_What you need to do:_ Every line below should be copied exactly; drop the pictures.

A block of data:
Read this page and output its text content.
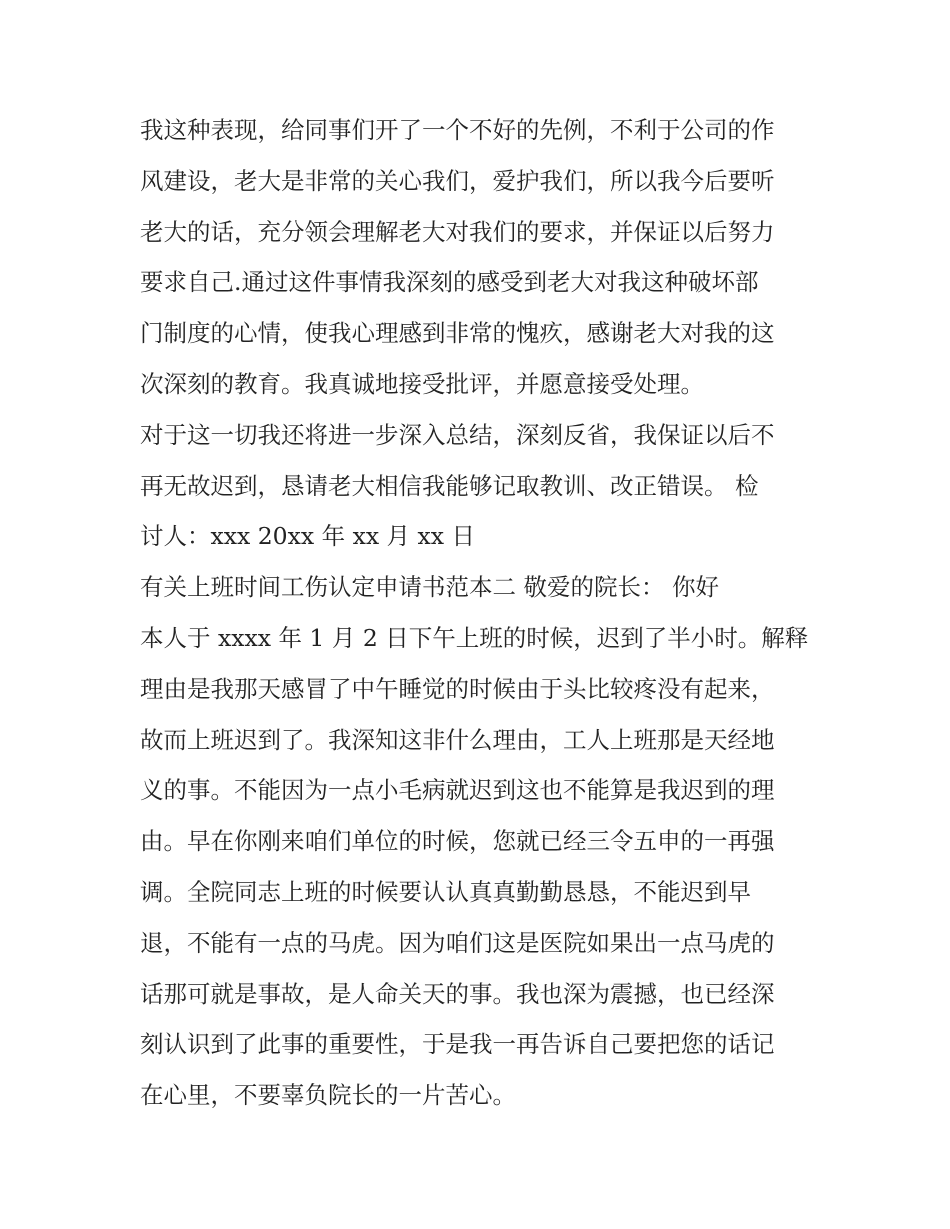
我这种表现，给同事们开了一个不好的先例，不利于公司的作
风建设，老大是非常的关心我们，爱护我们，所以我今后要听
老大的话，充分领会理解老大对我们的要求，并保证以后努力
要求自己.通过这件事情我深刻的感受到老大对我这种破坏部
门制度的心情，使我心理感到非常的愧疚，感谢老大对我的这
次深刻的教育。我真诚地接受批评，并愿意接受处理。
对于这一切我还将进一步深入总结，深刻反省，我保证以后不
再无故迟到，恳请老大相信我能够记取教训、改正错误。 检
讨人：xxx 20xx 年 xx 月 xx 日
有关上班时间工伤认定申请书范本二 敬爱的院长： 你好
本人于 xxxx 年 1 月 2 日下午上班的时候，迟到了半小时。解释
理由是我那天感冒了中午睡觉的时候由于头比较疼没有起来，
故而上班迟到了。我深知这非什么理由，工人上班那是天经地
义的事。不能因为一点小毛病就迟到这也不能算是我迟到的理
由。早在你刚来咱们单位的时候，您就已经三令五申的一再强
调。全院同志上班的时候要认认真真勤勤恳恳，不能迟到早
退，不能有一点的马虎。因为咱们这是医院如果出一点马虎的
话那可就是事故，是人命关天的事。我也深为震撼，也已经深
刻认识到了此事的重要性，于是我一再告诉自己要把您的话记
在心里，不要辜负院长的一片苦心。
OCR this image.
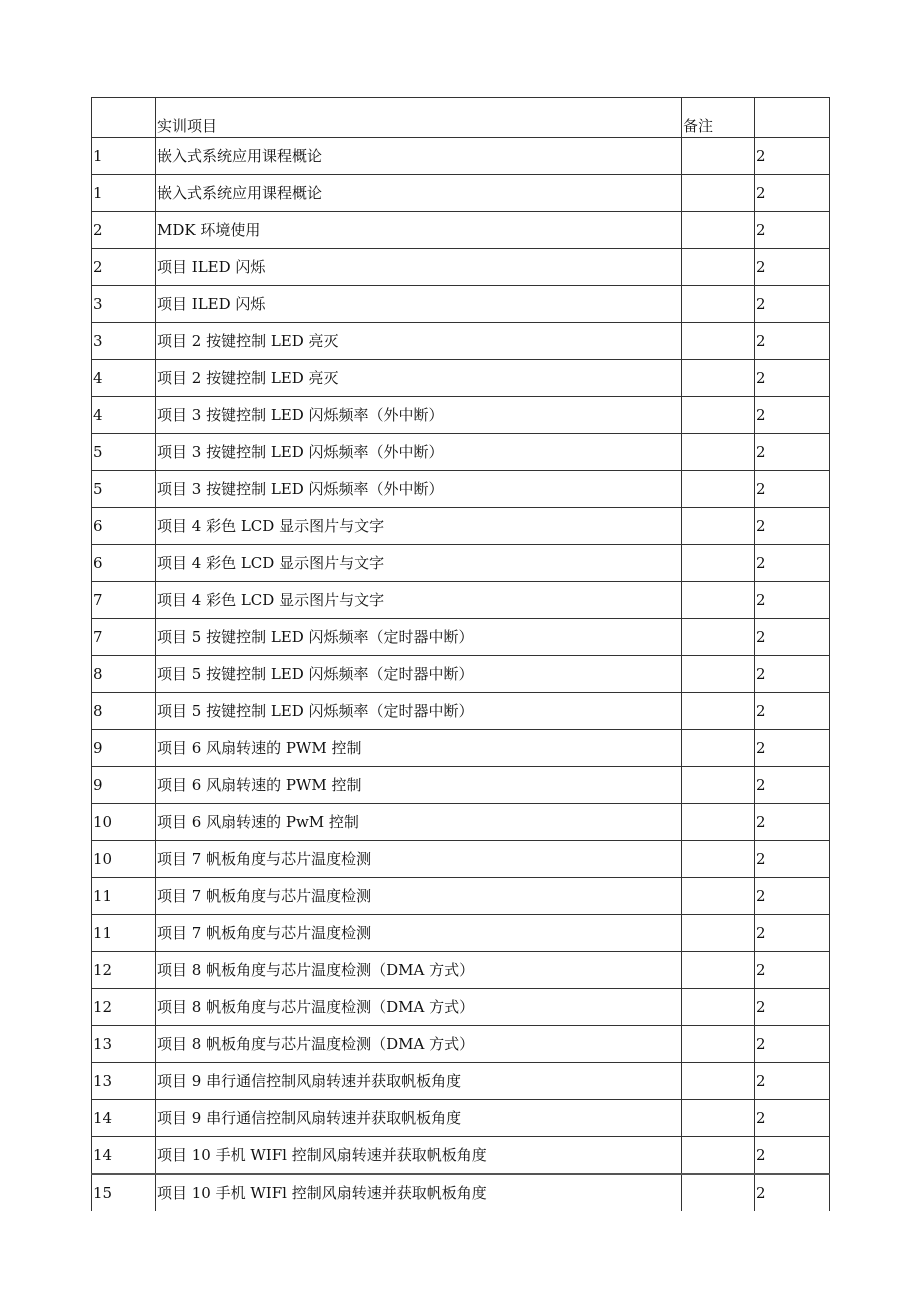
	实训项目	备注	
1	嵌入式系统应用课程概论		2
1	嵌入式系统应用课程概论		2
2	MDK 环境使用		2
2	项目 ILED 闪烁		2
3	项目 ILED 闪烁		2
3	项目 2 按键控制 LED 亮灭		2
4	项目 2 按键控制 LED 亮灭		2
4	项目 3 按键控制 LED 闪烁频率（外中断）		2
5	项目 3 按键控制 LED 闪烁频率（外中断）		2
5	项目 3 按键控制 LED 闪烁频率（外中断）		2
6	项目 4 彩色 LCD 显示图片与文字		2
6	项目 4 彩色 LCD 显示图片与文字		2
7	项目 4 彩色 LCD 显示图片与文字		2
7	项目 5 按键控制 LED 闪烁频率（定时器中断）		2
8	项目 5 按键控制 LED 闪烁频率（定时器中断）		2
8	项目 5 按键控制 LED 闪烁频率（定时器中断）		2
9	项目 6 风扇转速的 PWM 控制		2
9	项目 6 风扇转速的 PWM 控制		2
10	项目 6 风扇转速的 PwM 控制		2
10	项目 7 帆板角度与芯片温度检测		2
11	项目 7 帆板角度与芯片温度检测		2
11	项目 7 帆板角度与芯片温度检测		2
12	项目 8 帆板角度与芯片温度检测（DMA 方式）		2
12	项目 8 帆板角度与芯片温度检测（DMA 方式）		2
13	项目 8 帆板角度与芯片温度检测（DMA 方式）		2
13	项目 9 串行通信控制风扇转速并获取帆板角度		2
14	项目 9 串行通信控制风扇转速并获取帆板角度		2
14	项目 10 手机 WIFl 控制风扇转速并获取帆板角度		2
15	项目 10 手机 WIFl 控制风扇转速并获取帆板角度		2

_The output:_
Read this page and output its text content.
我这种表现，给同事们开了一个不好的先例，不利于公司的作
风建设，老大是非常的关心我们，爱护我们，所以我今后要听
老大的话，充分领会理解老大对我们的要求，并保证以后努力
要求自己.通过这件事情我深刻的感受到老大对我这种破坏部
门制度的心情，使我心理感到非常的愧疚，感谢老大对我的这
次深刻的教育。我真诚地接受批评，并愿意接受处理。
对于这一切我还将进一步深入总结，深刻反省，我保证以后不
再无故迟到，恳请老大相信我能够记取教训、改正错误。 检
讨人：xxx 20xx 年 xx 月 xx 日
有关上班时间工伤认定申请书范本二 敬爱的院长： 你好
本人于 xxxx 年 1 月 2 日下午上班的时候，迟到了半小时。解释
理由是我那天感冒了中午睡觉的时候由于头比较疼没有起来，
故而上班迟到了。我深知这非什么理由，工人上班那是天经地
义的事。不能因为一点小毛病就迟到这也不能算是我迟到的理
由。早在你刚来咱们单位的时候，您就已经三令五申的一再强
调。全院同志上班的时候要认认真真勤勤恳恳，不能迟到早
退，不能有一点的马虎。因为咱们这是医院如果出一点马虎的
话那可就是事故，是人命关天的事。我也深为震撼，也已经深
刻认识到了此事的重要性，于是我一再告诉自己要把您的话记
在心里，不要辜负院长的一片苦心。
OCR this image.
	实训项目	备注	
1	嵌入式系统应用课程概论		2
1	嵌入式系统应用课程概论		2
2	MDK 环境使用		2
2	项目 ILED 闪烁		2
3	项目 ILED 闪烁		2
3	项目 2 按键控制 LED 亮灭		2
4	项目 2 按键控制 LED 亮灭		2
4	项目 3 按键控制 LED 闪烁频率（外中断）		2
5	项目 3 按键控制 LED 闪烁频率（外中断）		2
5	项目 3 按键控制 LED 闪烁频率（外中断）		2
6	项目 4 彩色 LCD 显示图片与文字		2
6	项目 4 彩色 LCD 显示图片与文字		2
7	项目 4 彩色 LCD 显示图片与文字		2
7	项目 5 按键控制 LED 闪烁频率（定时器中断）		2
8	项目 5 按键控制 LED 闪烁频率（定时器中断）		2
8	项目 5 按键控制 LED 闪烁频率（定时器中断）		2
9	项目 6 风扇转速的 PWM 控制		2
9	项目 6 风扇转速的 PWM 控制		2
10	项目 6 风扇转速的 PwM 控制		2
10	项目 7 帆板角度与芯片温度检测		2
11	项目 7 帆板角度与芯片温度检测		2
11	项目 7 帆板角度与芯片温度检测		2
12	项目 8 帆板角度与芯片温度检测（DMA 方式）		2
12	项目 8 帆板角度与芯片温度检测（DMA 方式）		2
13	项目 8 帆板角度与芯片温度检测（DMA 方式）		2
13	项目 9 串行通信控制风扇转速并获取帆板角度		2
14	项目 9 串行通信控制风扇转速并获取帆板角度		2
14	项目 10 手机 WIFl 控制风扇转速并获取帆板角度		2
15	项目 10 手机 WIFl 控制风扇转速并获取帆板角度		2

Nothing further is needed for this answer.